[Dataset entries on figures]
* * * *
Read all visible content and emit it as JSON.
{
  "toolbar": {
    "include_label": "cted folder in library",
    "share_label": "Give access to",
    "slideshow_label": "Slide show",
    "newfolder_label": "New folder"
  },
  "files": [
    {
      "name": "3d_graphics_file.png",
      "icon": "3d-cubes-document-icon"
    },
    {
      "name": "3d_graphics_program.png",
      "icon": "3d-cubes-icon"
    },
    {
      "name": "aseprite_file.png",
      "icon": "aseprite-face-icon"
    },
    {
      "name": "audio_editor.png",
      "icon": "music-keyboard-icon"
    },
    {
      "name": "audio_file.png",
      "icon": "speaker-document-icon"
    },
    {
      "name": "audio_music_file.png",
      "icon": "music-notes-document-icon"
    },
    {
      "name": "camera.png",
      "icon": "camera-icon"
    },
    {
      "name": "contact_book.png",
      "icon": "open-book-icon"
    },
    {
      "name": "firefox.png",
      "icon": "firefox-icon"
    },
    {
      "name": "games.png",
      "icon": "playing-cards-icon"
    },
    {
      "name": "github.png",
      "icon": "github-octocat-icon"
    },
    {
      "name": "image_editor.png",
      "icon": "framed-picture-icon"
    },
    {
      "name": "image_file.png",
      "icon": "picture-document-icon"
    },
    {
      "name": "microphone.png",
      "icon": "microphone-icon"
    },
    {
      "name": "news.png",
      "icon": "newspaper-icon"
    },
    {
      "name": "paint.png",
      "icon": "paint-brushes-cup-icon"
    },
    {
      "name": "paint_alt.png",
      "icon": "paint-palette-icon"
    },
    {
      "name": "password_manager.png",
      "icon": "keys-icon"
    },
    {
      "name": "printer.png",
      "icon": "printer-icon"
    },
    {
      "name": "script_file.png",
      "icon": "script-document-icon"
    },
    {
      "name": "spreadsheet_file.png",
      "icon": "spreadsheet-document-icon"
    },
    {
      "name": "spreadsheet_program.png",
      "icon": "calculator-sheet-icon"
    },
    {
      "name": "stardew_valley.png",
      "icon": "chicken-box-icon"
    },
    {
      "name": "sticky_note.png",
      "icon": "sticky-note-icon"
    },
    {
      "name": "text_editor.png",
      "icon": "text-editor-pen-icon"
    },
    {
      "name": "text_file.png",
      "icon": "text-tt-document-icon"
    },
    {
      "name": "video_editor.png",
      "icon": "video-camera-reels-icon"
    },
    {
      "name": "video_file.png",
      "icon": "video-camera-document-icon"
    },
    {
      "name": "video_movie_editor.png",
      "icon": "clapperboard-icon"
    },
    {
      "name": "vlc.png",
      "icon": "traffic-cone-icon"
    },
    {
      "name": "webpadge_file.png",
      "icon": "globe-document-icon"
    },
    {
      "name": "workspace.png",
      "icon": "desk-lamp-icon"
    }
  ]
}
* * * *
• What you are asked to do: Each line of the listing should be copied exactly.

• Solution to this exercise:
Read all visible content and emit it as JSON.
{
  "toolbar": {
    "include_label": "cted folder in library",
    "share_label": "Give access to",
    "slideshow_label": "Slide show",
    "newfolder_label": "New folder"
  },
  "files": [
    {
      "name": "3d_graphics_file.png",
      "icon": "3d-cubes-document-icon"
    },
    {
      "name": "3d_graphics_program.png",
      "icon": "3d-cubes-icon"
    },
    {
      "name": "aseprite_file.png",
      "icon": "aseprite-face-icon"
    },
    {
      "name": "audio_editor.png",
      "icon": "music-keyboard-icon"
    },
    {
      "name": "audio_file.png",
      "icon": "speaker-document-icon"
    },
    {
      "name": "audio_music_file.png",
      "icon": "music-notes-document-icon"
    },
    {
      "name": "camera.png",
      "icon": "camera-icon"
    },
    {
      "name": "contact_book.png",
      "icon": "open-book-icon"
    },
    {
      "name": "firefox.png",
      "icon": "firefox-icon"
    },
    {
      "name": "games.png",
      "icon": "playing-cards-icon"
    },
    {
      "name": "github.png",
      "icon": "github-octocat-icon"
    },
    {
      "name": "image_editor.png",
      "icon": "framed-picture-icon"
    },
    {
      "name": "image_file.png",
      "icon": "picture-document-icon"
    },
    {
      "name": "microphone.png",
      "icon": "microphone-icon"
    },
    {
      "name": "news.png",
      "icon": "newspaper-icon"
    },
    {
      "name": "paint.png",
      "icon": "paint-brushes-cup-icon"
    },
    {
      "name": "paint_alt.png",
      "icon": "paint-palette-icon"
    },
    {
      "name": "password_manager.png",
      "icon": "keys-icon"
    },
    {
      "name": "printer.png",
      "icon": "printer-icon"
    },
    {
      "name": "script_file.png",
      "icon": "script-document-icon"
    },
    {
      "name": "spreadsheet_file.png",
      "icon": "spreadsheet-document-icon"
    },
    {
      "name": "spreadsheet_program.png",
      "icon": "calculator-sheet-icon"
    },
    {
      "name": "stardew_valley.png",
      "icon": "chicken-box-icon"
    },
    {
      "name": "sticky_note.png",
      "icon": "sticky-note-icon"
    },
    {
      "name": "text_editor.png",
      "icon": "text-editor-pen-icon"
    },
    {
      "name": "text_file.png",
      "icon": "text-tt-document-icon"
    },
    {
      "name": "video_editor.png",
      "icon": "video-camera-reels-icon"
    },
    {
      "name": "video_file.png",
      "icon": "video-camera-document-icon"
    },
    {
      "name": "video_movie_editor.png",
      "icon": "clapperboard-icon"
    },
    {
      "name": "vlc.png",
      "icon": "traffic-cone-icon"
    },
    {
      "name": "webpadge_file.png",
      "icon": "globe-document-icon"
    },
    {
      "name": "workspace.png",
      "icon": "desk-lamp-icon"
    }
  ]
}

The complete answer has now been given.